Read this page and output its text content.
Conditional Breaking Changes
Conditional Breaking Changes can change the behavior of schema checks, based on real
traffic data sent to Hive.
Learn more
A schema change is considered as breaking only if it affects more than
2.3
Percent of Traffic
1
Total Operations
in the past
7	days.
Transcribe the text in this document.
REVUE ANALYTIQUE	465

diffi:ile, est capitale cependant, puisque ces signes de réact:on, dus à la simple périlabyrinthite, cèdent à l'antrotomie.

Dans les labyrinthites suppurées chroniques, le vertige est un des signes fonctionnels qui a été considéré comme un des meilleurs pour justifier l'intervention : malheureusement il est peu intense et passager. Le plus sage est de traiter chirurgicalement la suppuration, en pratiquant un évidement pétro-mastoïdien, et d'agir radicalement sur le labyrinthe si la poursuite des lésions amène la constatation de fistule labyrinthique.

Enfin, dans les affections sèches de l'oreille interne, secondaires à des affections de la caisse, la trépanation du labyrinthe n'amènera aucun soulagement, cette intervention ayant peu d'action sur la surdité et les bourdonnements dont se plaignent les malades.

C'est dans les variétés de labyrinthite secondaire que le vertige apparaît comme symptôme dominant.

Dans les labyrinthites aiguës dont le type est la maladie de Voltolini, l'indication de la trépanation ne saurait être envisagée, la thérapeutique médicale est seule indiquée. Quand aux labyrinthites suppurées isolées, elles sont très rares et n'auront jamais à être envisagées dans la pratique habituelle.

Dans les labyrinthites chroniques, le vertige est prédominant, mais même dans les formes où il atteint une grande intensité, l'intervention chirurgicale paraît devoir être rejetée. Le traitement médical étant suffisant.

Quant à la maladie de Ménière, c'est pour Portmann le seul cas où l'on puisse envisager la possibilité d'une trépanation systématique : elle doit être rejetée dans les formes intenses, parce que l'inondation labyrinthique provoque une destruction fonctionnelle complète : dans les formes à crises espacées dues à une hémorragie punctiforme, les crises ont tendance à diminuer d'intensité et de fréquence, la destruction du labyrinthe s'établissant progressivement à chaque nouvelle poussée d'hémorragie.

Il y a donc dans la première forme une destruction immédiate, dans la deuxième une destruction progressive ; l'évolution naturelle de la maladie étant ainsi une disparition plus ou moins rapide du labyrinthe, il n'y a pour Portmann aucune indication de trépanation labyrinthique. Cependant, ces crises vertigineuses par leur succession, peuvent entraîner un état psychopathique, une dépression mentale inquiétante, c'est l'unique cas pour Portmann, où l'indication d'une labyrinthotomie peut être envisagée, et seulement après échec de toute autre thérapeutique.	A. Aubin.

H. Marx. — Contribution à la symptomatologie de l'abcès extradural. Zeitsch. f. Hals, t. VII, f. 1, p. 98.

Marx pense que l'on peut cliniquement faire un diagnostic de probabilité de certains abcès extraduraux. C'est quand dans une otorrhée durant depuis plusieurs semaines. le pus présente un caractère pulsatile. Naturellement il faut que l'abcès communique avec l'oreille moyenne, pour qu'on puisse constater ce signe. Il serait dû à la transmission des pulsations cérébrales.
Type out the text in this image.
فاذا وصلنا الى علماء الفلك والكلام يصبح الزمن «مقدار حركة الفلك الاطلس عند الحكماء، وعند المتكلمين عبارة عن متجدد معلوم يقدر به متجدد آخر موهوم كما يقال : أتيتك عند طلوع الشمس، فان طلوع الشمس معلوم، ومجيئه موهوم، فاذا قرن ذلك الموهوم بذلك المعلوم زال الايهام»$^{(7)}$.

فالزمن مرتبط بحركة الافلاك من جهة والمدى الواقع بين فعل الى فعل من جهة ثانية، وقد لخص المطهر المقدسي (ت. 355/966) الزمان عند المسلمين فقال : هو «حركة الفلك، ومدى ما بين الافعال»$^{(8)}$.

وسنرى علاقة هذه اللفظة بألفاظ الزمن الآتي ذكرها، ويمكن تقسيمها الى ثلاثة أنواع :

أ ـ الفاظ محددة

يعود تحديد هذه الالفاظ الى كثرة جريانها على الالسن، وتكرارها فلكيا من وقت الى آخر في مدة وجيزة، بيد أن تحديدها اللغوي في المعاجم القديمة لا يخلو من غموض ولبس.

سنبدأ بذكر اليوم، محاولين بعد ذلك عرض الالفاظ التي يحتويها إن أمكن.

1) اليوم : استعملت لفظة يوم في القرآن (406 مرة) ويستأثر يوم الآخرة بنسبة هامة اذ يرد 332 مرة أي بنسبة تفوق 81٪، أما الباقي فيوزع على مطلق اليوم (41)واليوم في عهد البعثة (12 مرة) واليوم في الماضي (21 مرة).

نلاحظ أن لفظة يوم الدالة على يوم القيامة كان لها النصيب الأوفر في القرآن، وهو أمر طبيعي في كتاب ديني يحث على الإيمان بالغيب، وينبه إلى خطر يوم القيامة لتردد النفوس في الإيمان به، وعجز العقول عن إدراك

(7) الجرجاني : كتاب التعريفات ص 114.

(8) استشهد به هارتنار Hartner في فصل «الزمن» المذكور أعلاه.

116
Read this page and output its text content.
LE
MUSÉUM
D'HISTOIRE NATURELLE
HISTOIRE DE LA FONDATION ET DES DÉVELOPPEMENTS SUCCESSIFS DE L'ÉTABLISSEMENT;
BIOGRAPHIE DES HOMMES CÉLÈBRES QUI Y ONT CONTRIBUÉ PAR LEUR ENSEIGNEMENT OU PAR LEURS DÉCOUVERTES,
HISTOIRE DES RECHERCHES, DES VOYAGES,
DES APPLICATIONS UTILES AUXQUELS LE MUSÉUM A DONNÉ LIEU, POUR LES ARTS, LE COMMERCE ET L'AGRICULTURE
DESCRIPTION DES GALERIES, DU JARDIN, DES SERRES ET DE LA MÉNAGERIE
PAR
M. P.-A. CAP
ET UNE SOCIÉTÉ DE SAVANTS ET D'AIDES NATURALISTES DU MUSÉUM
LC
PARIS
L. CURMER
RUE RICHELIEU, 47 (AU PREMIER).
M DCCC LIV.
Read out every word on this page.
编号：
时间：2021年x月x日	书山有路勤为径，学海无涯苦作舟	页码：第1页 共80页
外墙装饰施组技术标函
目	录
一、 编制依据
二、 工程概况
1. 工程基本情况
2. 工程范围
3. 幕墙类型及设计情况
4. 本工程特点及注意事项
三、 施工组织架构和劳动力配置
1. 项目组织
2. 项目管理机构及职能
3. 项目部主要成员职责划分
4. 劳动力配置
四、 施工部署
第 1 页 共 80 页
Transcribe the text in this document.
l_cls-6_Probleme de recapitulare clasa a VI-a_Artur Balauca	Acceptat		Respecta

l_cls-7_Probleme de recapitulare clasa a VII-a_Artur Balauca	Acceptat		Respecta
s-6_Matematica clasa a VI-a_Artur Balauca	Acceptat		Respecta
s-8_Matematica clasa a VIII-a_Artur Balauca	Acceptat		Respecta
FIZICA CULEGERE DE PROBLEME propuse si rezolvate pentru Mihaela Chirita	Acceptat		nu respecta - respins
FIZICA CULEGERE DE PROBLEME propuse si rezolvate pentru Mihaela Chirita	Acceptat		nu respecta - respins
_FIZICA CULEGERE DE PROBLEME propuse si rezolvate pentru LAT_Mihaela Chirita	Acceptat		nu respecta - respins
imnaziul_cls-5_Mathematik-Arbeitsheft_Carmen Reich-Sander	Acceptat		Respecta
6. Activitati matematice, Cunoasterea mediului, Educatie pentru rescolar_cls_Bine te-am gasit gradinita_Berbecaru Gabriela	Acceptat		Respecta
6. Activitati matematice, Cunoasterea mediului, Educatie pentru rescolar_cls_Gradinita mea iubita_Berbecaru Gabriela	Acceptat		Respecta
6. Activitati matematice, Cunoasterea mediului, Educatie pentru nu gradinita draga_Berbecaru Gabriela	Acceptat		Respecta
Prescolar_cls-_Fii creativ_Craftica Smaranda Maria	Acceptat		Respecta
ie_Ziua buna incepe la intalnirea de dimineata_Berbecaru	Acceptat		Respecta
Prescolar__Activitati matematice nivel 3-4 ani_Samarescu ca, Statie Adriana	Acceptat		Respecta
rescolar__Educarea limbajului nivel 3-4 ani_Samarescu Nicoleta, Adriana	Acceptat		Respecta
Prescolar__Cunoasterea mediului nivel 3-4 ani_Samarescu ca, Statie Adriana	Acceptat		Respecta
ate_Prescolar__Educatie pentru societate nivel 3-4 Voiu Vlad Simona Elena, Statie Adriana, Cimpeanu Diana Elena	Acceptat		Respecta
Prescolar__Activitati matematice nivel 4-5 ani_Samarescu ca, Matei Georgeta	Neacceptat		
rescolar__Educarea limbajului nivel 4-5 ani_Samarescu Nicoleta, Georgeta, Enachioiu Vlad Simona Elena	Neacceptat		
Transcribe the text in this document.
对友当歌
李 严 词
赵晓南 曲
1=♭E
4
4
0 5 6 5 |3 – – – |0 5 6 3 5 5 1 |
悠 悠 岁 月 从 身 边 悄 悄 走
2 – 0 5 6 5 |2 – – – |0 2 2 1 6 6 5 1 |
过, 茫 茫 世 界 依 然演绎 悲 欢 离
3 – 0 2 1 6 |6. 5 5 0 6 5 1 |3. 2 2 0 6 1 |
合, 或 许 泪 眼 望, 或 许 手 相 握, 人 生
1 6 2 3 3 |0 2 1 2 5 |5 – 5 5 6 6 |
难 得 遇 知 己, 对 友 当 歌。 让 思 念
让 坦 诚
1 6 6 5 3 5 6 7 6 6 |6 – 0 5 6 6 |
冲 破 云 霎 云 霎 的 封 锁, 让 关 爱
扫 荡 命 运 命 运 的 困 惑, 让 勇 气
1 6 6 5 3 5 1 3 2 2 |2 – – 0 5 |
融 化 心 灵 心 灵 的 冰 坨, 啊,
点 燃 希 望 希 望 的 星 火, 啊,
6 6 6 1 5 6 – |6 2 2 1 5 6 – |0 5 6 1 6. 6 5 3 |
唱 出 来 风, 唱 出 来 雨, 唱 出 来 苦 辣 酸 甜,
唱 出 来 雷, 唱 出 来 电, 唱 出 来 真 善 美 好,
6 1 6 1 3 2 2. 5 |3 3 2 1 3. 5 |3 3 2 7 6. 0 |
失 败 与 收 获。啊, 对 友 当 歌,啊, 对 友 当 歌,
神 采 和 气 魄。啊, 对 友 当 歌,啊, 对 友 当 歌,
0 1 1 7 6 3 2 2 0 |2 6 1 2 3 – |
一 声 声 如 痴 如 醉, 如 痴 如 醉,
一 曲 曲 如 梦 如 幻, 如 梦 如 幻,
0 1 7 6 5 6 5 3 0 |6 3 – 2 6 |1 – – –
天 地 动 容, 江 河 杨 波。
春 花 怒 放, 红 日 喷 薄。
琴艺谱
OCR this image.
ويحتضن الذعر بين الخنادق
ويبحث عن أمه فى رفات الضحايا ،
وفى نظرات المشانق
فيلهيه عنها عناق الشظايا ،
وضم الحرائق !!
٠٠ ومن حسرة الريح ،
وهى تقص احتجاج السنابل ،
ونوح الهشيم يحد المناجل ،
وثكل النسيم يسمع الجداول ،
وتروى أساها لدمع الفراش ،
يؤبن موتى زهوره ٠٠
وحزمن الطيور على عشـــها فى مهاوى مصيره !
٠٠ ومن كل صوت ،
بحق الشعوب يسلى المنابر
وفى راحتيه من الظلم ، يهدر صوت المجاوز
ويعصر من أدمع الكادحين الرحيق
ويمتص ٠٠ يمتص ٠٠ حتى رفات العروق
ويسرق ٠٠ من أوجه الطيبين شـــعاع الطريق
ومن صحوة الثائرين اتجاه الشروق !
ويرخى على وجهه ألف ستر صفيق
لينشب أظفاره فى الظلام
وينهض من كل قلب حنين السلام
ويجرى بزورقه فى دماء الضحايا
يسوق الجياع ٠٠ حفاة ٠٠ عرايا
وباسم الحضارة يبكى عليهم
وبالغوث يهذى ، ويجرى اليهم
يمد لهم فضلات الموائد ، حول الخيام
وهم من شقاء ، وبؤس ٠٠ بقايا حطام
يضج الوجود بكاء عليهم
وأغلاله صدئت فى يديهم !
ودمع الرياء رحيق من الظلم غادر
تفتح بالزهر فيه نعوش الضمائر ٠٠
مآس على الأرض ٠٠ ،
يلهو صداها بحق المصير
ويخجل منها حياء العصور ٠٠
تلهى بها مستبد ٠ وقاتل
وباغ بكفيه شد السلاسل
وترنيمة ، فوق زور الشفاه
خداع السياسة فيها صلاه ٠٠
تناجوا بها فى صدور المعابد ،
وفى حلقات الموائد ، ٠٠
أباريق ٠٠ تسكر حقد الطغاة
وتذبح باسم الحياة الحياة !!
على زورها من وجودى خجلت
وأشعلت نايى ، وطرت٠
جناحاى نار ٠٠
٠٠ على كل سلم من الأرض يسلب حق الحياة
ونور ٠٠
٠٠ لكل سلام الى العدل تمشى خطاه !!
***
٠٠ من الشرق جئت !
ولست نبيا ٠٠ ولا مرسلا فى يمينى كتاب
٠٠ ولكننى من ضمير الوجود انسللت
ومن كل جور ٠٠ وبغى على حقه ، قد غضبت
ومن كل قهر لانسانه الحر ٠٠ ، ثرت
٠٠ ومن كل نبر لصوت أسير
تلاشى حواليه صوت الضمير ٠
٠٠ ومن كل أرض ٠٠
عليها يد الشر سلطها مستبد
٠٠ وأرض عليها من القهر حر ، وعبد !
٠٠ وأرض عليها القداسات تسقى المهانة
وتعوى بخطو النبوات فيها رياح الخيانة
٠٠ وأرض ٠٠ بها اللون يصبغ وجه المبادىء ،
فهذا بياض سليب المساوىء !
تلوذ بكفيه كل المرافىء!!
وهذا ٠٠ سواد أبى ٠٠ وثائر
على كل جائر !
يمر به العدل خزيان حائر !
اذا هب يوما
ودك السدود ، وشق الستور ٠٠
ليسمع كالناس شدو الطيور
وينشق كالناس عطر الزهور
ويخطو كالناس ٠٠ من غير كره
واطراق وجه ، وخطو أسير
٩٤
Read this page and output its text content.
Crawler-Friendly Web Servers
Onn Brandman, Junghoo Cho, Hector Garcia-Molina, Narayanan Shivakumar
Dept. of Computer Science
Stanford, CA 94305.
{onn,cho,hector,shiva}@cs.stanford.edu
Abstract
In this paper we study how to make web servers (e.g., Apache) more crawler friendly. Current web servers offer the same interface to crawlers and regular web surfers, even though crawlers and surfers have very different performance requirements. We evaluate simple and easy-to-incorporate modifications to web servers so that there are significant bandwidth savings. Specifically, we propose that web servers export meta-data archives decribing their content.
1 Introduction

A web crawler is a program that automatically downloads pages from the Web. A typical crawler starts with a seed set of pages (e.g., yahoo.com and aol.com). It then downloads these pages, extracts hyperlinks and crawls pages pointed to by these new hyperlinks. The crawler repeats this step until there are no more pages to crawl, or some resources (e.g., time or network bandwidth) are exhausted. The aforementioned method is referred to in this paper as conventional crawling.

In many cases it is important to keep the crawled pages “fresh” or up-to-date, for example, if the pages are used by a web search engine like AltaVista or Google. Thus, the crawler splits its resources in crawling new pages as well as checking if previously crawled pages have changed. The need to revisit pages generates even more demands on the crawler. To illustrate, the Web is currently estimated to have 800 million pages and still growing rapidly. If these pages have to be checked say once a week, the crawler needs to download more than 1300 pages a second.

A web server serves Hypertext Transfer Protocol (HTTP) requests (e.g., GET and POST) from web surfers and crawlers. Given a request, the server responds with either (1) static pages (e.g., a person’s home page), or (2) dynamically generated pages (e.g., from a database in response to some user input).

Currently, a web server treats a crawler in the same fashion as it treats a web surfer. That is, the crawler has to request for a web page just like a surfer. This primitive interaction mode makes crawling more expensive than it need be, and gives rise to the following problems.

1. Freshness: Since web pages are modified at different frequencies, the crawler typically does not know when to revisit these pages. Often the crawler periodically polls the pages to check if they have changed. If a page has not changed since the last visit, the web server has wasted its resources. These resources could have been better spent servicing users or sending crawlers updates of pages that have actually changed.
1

————

Which lines of the data include "الأرض"? Copy each of them.

■ Output for this task
مآس على الأرض ٠٠ ،
٠٠ على كل سلم من الأرض يسلب حق الحياة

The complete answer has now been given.